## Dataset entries
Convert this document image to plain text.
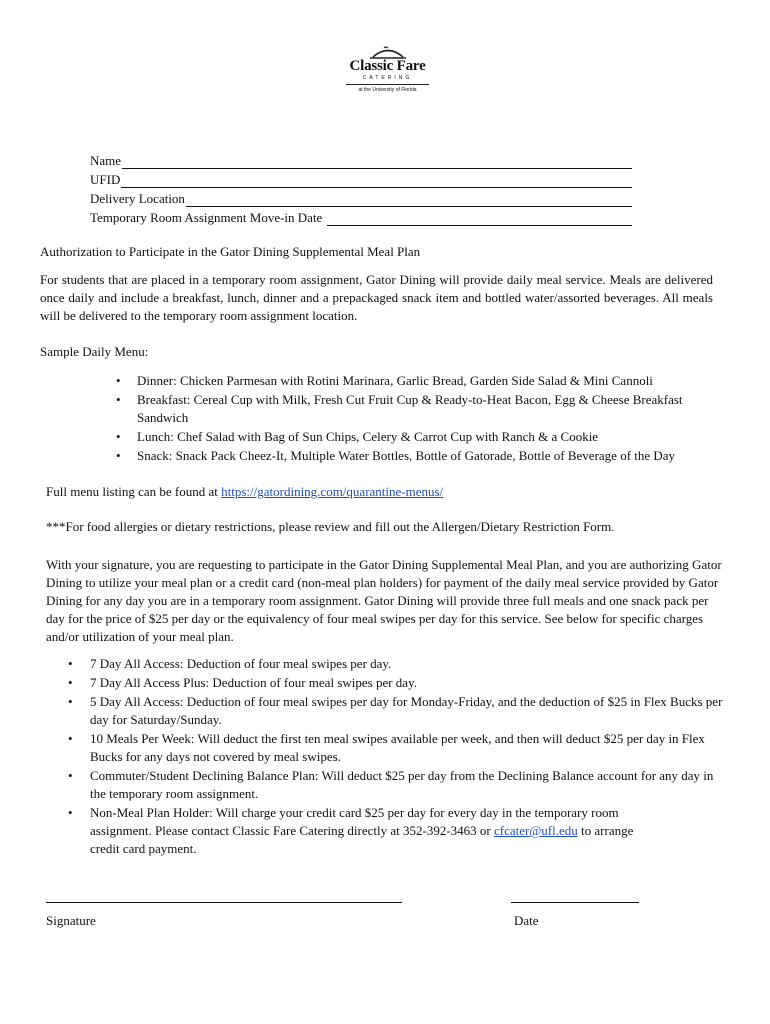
Classic Fare
CATERING
at the University of Florida
Name
UFID
Delivery Location
Temporary Room Assignment Move-in Date
Authorization to Participate in the Gator Dining Supplemental Meal Plan
For students that are placed in a temporary room assignment, Gator Dining will provide daily meal service. Meals are delivered once daily and include a breakfast, lunch, dinner and a prepackaged snack item and bottled water/assorted beverages. All meals will be delivered to the temporary room assignment location.
Sample Daily Menu:
• Dinner: Chicken Parmesan with Rotini Marinara, Garlic Bread, Garden Side Salad & Mini Cannoli
• Breakfast: Cereal Cup with Milk, Fresh Cut Fruit Cup & Ready-to-Heat Bacon, Egg & Cheese Breakfast Sandwich
• Lunch: Chef Salad with Bag of Sun Chips, Celery & Carrot Cup with Ranch & a Cookie
• Snack: Snack Pack Cheez-It, Multiple Water Bottles, Bottle of Gatorade, Bottle of Beverage of the Day
Full menu listing can be found at https://gatordining.com/quarantine-menus/
***For food allergies or dietary restrictions, please review and fill out the Allergen/Dietary Restriction Form.
With your signature, you are requesting to participate in the Gator Dining Supplemental Meal Plan, and you are authorizing Gator Dining to utilize your meal plan or a credit card (non-meal plan holders) for payment of the daily meal service provided by Gator Dining for any day you are in a temporary room assignment. Gator Dining will provide three full meals and one snack pack per day for the price of $25 per day or the equivalency of four meal swipes per day for this service. See below for specific charges and/or utilization of your meal plan.
• 7 Day All Access: Deduction of four meal swipes per day.
• 7 Day All Access Plus: Deduction of four meal swipes per day.
• 5 Day All Access: Deduction of four meal swipes per day for Monday-Friday, and the deduction of $25 in Flex Bucks per day for Saturday/Sunday.
• 10 Meals Per Week: Will deduct the first ten meal swipes available per week, and then will deduct $25 per day in Flex Bucks for any days not covered by meal swipes.
• Commuter/Student Declining Balance Plan: Will deduct $25 per day from the Declining Balance account for any day in the temporary room assignment.
• Non-Meal Plan Holder: Will charge your credit card $25 per day for every day in the temporary room
assignment. Please contact Classic Fare Catering directly at 352-392-3463 or cfcater@ufl.edu to arrange
credit card payment.
Signature	Date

## EXERCISE DETAILS
Excluding the pictures, reproduce every entry exactly as given.

## COMPLETE ANSWER
Convert this document image to plain text.
Classic Fare
CATERING
at the University of Florida
Name
UFID
Delivery Location
Temporary Room Assignment Move-in Date
Authorization to Participate in the Gator Dining Supplemental Meal Plan
For students that are placed in a temporary room assignment, Gator Dining will provide daily meal service. Meals are delivered once daily and include a breakfast, lunch, dinner and a prepackaged snack item and bottled water/assorted beverages. All meals will be delivered to the temporary room assignment location.
Sample Daily Menu:
• Dinner: Chicken Parmesan with Rotini Marinara, Garlic Bread, Garden Side Salad & Mini Cannoli
• Breakfast: Cereal Cup with Milk, Fresh Cut Fruit Cup & Ready-to-Heat Bacon, Egg & Cheese Breakfast Sandwich
• Lunch: Chef Salad with Bag of Sun Chips, Celery & Carrot Cup with Ranch & a Cookie
• Snack: Snack Pack Cheez-It, Multiple Water Bottles, Bottle of Gatorade, Bottle of Beverage of the Day
Full menu listing can be found at https://gatordining.com/quarantine-menus/
***For food allergies or dietary restrictions, please review and fill out the Allergen/Dietary Restriction Form.
With your signature, you are requesting to participate in the Gator Dining Supplemental Meal Plan, and you are authorizing Gator Dining to utilize your meal plan or a credit card (non-meal plan holders) for payment of the daily meal service provided by Gator Dining for any day you are in a temporary room assignment. Gator Dining will provide three full meals and one snack pack per day for the price of $25 per day or the equivalency of four meal swipes per day for this service. See below for specific charges and/or utilization of your meal plan.
• 7 Day All Access: Deduction of four meal swipes per day.
• 7 Day All Access Plus: Deduction of four meal swipes per day.
• 5 Day All Access: Deduction of four meal swipes per day for Monday-Friday, and the deduction of $25 in Flex Bucks per day for Saturday/Sunday.
• 10 Meals Per Week: Will deduct the first ten meal swipes available per week, and then will deduct $25 per day in Flex Bucks for any days not covered by meal swipes.
• Commuter/Student Declining Balance Plan: Will deduct $25 per day from the Declining Balance account for any day in the temporary room assignment.
• Non-Meal Plan Holder: Will charge your credit card $25 per day for every day in the temporary room
assignment. Please contact Classic Fare Catering directly at 352-392-3463 or cfcater@ufl.edu to arrange
credit card payment.
Signature	Date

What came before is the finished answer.